Data section:
----------

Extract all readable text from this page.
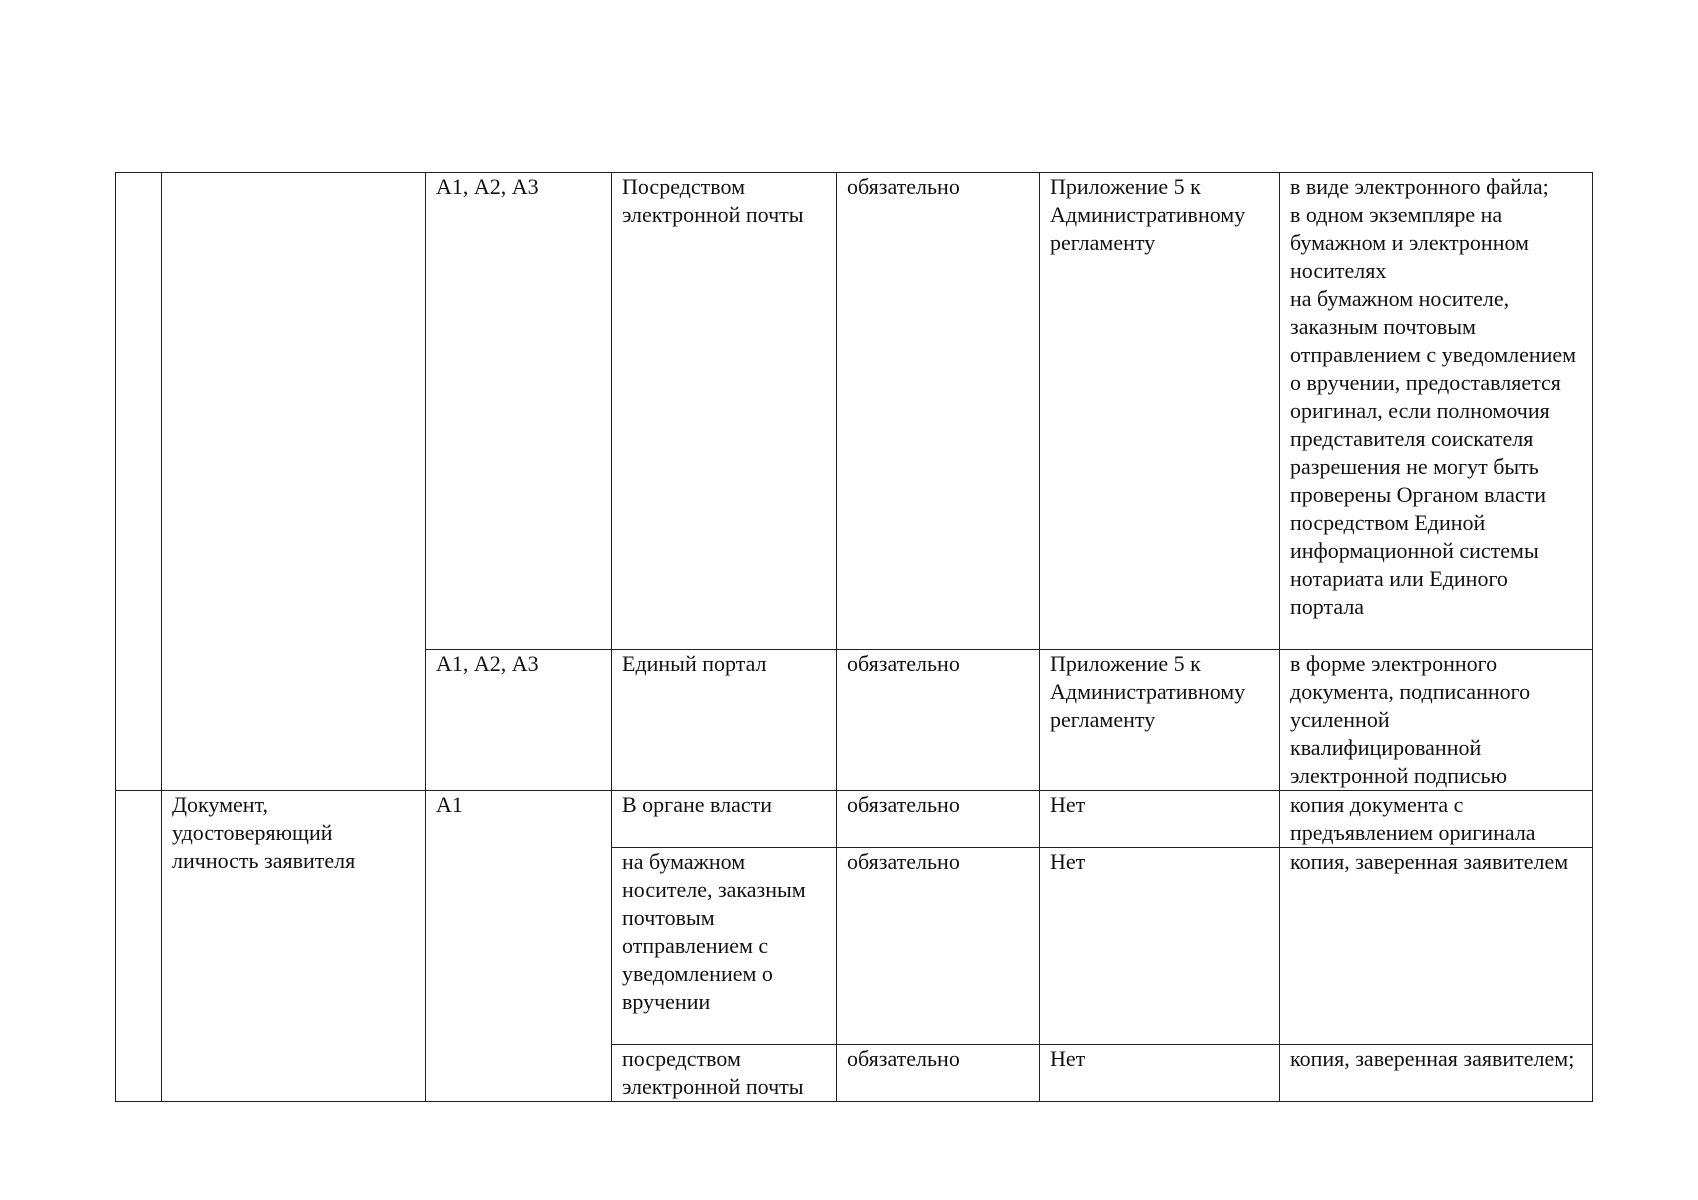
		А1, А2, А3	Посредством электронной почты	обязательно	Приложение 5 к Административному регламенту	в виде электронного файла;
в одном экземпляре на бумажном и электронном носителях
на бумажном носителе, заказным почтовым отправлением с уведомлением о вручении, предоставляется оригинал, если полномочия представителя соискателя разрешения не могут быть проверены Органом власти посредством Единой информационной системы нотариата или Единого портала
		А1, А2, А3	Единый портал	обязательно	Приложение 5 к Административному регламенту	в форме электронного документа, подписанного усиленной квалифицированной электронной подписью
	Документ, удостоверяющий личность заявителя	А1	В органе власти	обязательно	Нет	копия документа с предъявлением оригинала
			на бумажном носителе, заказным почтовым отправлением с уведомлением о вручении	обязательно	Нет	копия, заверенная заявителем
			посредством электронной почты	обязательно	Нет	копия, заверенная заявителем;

----------

Written request:
Will you set down the records word for word while leaving out every picture?

The output:
Extract all readable text from this page.
		А1, А2, А3	Посредством электронной почты	обязательно	Приложение 5 к Административному регламенту	в виде электронного файла;
в одном экземпляре на бумажном и электронном носителях
на бумажном носителе, заказным почтовым отправлением с уведомлением о вручении, предоставляется оригинал, если полномочия представителя соискателя разрешения не могут быть проверены Органом власти посредством Единой информационной системы нотариата или Единого портала
		А1, А2, А3	Единый портал	обязательно	Приложение 5 к Административному регламенту	в форме электронного документа, подписанного усиленной квалифицированной электронной подписью
	Документ, удостоверяющий личность заявителя	А1	В органе власти	обязательно	Нет	копия документа с предъявлением оригинала
			на бумажном носителе, заказным почтовым отправлением с уведомлением о вручении	обязательно	Нет	копия, заверенная заявителем
			посредством электронной почты	обязательно	Нет	копия, заверенная заявителем;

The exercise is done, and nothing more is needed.